(EXCERPT Opens)

Health Care and Insurance

Gateway shuts the door on benefits enhancement: Indianapolis company will cease operations Aug. 30; CEO hopes to reopen

August 7, 2006

Gateway Medical Resource Alliance, a niche health care benefits company, will shut down Aug. 30, more than a month after losing the lone Indianapolis hospital in its network.

The company, which has shrunk to six workers, provides employers discounts for certain cardiology, orthopedics and oncology care. In return for fees from the employers, Gateway offers flat, all-inclusive prices for procedures. It also offers prescription and wellness services.

CEO Terry Kopp said he still hopes to find another hospital to resuscitate Gateway, and he wants to continue developing a new comprehensive care product that emphasizes preventive measures and encourages employees to seek treatment from doctors with high quality ratings.

Gateway has been working on that product, the Quality Driven Health Care Partnership, with the Indiana Employers Quality Health Alliance, a group trying to improve care and control health care costs.

"A number of people have asked me to try to keep it open, and I'm having discussions with people about that possibility," he said. "If it stays open, it will be under a different set of circumstances."

The Heart Center of Indiana ended its contract with Gateway on July 17. Cardiology services represent a "sizeable portion" of Gateway's business, and the company had no other Indiana hospitals to fall back on, Kopp said.

"The hospital has been good to work with, and I'm not sure what the basis of the decision was," Kopp said. "I tried to talk to them about it, and they said they didn't want to reverse their decision, and that was it."

Heart Center CEO John Stewart declined to discuss the reasons for ending Gateway's contract, but said the hospital went through "a long thought process" before doing it.

"We feel it unfortunate for Gateway that our decision has had that impact," he said.

The largest cardiology group in Indiana, The Care Group LLC, holds ownership stakes in both the Heart Center and Gateway.

Other owners of Gateway are Chicagobased Midwest Heart Specialists and Evansville-based Ohio Valley HeartCare Inc. Care Group Chief Financial Officer Brian Morris said Gateway "had not been meeting financial expectations over the last several years" but the physician group stayed out of the final decision to end the contract.

He said the Care Group "was obviously conflicted in this situation, but we allowed the Heart Center of Indiana's management to follow their business protocol in dealing with Gateway."

Founded in 1995, Gateway sold its products either directly to employers or through benefits consultants, brokers or insurance companies. Employers used Gateway's network for certain kinds of care rather than the networks for their conventional HMOs or PPOs.

(EXCERPT Closes)

WORK ORDER 1
Using the Gateway article, explain in one to three sentences why losing the Heart Center of Indiana hit Gateway so hard.
WORK ORDER 2
According to the Gateway article, on what date did the Heart Center of Indiana end its contract with Gateway?
WORK ORDER 3
Repeat word for word everything in the Gateway article from "Gateway Medical Resource" down to "and wellness services.".

(GIVEN INFORMATION Opens)

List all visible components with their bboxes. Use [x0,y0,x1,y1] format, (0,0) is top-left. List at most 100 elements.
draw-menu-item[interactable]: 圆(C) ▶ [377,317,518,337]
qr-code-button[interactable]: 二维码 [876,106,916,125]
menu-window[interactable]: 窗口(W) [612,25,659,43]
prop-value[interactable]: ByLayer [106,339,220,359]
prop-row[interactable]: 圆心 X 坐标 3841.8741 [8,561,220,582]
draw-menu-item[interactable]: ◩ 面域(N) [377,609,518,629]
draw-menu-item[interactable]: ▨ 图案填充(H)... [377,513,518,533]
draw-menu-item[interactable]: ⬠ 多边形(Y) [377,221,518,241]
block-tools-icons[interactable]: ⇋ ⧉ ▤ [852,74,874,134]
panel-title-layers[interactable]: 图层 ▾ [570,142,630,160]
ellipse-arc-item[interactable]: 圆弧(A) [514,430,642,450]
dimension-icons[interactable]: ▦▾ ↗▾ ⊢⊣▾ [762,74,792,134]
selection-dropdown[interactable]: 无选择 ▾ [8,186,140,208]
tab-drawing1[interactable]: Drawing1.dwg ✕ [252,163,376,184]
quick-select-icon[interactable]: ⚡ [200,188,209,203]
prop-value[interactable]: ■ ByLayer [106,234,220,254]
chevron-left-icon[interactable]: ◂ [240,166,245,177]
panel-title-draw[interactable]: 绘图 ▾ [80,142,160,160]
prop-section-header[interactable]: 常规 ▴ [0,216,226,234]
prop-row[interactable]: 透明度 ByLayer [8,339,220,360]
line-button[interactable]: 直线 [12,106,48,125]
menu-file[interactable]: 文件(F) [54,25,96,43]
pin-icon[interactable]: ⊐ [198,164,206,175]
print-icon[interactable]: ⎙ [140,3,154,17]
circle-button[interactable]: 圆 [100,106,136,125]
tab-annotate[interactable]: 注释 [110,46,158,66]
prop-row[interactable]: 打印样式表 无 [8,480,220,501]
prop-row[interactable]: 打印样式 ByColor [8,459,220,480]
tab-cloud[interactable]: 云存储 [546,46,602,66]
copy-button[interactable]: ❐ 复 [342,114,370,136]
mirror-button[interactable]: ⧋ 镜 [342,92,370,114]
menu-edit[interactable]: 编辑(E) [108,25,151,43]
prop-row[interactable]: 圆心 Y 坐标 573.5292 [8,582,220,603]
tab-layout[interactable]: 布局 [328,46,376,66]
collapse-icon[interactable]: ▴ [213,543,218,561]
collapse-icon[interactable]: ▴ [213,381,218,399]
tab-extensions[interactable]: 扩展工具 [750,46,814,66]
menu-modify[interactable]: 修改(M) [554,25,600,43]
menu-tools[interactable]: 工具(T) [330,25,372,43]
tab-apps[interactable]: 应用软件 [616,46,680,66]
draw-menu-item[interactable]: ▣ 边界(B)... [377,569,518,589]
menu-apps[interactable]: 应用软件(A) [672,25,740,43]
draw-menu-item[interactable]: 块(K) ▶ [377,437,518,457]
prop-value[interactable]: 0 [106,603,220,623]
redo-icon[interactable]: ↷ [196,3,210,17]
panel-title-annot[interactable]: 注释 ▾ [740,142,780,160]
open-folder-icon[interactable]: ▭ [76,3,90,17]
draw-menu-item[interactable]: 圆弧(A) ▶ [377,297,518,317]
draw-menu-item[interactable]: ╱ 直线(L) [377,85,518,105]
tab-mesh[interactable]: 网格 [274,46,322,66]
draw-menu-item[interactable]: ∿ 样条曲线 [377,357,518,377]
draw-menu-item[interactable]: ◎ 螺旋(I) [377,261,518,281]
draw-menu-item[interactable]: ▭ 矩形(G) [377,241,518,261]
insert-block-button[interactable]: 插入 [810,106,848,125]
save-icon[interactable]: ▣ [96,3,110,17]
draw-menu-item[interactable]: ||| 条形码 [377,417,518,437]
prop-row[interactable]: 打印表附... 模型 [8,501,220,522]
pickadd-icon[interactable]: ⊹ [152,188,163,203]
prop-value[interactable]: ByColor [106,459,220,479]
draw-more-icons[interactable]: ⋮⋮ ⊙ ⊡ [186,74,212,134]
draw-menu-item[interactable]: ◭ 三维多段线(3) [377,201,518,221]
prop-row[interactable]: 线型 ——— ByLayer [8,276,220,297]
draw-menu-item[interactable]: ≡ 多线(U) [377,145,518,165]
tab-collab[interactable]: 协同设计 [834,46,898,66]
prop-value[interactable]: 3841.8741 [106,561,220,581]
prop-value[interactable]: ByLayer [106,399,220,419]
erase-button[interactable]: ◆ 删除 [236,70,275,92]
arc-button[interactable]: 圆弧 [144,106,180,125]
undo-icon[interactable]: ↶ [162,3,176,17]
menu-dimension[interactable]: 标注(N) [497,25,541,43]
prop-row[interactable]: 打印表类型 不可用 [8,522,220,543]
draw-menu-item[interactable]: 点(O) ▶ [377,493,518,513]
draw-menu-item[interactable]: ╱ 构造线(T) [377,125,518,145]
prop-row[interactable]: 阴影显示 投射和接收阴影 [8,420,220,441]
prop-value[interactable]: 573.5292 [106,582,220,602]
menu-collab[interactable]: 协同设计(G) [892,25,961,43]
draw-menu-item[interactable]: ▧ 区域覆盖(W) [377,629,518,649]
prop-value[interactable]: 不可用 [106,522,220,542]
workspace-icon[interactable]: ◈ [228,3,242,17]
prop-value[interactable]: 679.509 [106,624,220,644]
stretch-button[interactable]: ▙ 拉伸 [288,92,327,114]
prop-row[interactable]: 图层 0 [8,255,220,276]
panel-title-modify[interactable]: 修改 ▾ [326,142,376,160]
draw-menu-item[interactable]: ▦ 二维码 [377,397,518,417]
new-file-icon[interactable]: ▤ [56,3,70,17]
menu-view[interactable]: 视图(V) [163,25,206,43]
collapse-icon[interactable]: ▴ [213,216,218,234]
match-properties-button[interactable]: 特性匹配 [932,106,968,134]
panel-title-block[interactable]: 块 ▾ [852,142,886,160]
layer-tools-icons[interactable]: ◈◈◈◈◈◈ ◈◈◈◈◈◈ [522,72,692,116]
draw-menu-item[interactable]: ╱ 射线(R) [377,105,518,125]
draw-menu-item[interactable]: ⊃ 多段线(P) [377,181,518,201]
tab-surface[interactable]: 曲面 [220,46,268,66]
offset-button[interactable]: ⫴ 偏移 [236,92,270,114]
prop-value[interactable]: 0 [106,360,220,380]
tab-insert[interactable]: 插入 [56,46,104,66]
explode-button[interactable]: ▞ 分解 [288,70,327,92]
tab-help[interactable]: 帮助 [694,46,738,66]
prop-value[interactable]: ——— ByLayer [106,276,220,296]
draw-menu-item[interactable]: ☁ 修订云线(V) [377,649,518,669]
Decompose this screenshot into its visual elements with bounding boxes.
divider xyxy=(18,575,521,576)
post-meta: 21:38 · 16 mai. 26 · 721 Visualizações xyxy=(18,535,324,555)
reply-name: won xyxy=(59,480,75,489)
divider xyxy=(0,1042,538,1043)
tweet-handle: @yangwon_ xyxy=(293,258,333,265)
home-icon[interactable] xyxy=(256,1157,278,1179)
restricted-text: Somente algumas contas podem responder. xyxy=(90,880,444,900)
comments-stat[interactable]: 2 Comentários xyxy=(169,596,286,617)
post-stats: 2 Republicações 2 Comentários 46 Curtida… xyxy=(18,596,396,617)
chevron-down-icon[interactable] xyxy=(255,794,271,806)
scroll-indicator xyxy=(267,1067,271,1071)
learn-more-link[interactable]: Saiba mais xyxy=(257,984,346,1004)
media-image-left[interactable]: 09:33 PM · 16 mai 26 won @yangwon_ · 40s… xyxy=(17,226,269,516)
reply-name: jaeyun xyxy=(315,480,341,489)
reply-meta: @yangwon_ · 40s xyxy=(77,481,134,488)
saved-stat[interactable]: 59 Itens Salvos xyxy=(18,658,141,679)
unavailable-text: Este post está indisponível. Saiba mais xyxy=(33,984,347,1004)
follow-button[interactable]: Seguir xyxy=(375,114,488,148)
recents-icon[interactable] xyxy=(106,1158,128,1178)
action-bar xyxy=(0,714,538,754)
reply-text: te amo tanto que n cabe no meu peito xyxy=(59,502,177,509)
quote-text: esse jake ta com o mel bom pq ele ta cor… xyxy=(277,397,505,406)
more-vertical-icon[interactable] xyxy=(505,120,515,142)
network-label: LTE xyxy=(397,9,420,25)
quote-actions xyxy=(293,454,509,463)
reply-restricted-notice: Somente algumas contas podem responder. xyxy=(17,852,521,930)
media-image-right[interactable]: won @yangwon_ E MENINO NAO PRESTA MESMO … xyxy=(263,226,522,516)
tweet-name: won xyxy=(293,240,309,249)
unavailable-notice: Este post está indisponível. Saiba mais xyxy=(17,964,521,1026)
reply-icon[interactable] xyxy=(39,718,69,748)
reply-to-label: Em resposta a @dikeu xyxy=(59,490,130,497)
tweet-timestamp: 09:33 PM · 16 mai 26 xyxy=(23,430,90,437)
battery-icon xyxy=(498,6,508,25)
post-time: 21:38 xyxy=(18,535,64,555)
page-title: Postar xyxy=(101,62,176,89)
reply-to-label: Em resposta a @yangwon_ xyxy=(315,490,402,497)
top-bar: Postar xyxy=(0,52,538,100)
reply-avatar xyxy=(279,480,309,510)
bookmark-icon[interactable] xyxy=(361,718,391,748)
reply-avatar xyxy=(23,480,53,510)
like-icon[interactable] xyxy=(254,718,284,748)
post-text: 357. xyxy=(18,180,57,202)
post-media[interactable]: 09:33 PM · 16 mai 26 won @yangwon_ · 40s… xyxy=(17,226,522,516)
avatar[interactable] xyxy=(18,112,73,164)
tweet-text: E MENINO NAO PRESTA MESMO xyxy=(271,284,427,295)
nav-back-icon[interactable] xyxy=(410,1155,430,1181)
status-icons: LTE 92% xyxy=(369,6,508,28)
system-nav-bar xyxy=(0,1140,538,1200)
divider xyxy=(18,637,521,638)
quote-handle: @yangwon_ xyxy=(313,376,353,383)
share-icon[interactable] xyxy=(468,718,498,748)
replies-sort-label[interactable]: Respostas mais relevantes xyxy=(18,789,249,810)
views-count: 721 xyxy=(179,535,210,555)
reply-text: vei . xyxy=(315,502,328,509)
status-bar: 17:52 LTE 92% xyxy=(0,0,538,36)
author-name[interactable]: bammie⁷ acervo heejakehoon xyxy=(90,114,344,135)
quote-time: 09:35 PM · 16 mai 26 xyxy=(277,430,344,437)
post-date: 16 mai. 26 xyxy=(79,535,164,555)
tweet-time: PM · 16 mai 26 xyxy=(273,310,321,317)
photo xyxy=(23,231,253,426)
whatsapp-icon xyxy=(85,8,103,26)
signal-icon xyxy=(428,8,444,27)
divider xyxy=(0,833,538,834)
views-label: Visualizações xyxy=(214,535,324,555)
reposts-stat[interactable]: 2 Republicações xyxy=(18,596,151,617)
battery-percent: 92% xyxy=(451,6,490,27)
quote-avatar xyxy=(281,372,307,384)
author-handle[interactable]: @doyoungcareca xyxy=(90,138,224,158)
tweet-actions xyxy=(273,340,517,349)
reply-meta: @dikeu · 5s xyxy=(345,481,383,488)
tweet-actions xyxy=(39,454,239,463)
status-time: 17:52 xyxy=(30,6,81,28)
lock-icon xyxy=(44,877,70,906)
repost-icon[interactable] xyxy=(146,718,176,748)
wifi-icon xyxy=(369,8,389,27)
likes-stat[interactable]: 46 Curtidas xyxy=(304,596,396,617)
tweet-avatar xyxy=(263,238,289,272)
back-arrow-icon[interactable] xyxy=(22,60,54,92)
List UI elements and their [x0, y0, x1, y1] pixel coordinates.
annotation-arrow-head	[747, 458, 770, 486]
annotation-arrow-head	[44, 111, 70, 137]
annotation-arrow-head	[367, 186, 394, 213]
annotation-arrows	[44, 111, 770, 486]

(GIVEN INFORMATION Closes)

YOUR SOLUTION 1
Cardiology services made up a "sizeable portion" of Gateway's business. The Heart Center was the only Indianapolis hospital in its network, and Gateway had no other Indiana hospitals to fall back on.

YOUR SOLUTION 2
July 17.

YOUR SOLUTION 3
Gateway Medical Resource Alliance, a niche health care benefits company, will shut down Aug. 30, more than a month after losing the lone Indianapolis hospital in its network.

The company, which has shrunk to six workers, provides employers discounts for certain cardiology, orthopedics and oncology care. In return for fees from the employers, Gateway offers flat, all-inclusive prices for procedures. It also offers prescription and wellness services.